** Start of Extracted information **

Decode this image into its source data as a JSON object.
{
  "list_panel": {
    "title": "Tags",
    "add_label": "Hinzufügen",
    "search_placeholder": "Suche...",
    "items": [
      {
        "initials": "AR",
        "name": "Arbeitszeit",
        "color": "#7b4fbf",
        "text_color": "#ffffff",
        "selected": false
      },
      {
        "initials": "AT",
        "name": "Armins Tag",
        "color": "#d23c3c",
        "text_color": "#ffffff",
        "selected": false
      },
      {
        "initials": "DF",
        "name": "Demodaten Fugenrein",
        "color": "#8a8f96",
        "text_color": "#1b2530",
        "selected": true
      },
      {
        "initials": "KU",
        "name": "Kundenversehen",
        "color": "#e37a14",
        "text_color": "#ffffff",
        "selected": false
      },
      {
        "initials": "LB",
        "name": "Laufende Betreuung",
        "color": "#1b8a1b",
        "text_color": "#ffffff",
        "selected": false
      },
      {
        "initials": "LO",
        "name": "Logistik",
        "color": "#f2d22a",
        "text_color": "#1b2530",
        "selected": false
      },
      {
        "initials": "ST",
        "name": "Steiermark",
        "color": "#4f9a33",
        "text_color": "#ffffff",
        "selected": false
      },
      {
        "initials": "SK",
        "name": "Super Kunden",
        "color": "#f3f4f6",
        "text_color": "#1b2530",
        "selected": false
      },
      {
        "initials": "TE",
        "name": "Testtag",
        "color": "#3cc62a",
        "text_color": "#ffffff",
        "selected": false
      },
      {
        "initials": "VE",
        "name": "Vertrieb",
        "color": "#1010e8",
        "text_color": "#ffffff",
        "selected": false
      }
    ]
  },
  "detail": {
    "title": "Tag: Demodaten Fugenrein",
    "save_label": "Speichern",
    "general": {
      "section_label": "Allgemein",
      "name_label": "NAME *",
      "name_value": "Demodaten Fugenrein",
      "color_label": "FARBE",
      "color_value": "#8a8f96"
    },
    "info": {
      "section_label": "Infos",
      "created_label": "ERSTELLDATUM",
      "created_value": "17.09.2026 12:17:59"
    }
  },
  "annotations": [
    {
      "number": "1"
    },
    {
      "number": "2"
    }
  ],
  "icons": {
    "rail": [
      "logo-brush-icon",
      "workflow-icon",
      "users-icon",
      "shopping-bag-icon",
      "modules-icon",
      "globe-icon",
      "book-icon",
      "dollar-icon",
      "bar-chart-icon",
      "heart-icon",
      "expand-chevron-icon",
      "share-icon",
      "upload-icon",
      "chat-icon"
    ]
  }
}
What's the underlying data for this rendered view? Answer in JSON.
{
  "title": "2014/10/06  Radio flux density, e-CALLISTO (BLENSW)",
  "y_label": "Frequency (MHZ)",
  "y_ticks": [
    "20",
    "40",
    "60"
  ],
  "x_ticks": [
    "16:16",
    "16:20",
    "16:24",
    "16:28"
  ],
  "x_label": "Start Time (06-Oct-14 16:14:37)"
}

** End of Extracted information **

- _The exercise_
Find the lines containing "data" and pull them out.

- _Answer_
Decode this image into its source data as a JSON object.
What's the underlying data for this rendered view? Answer in JSON.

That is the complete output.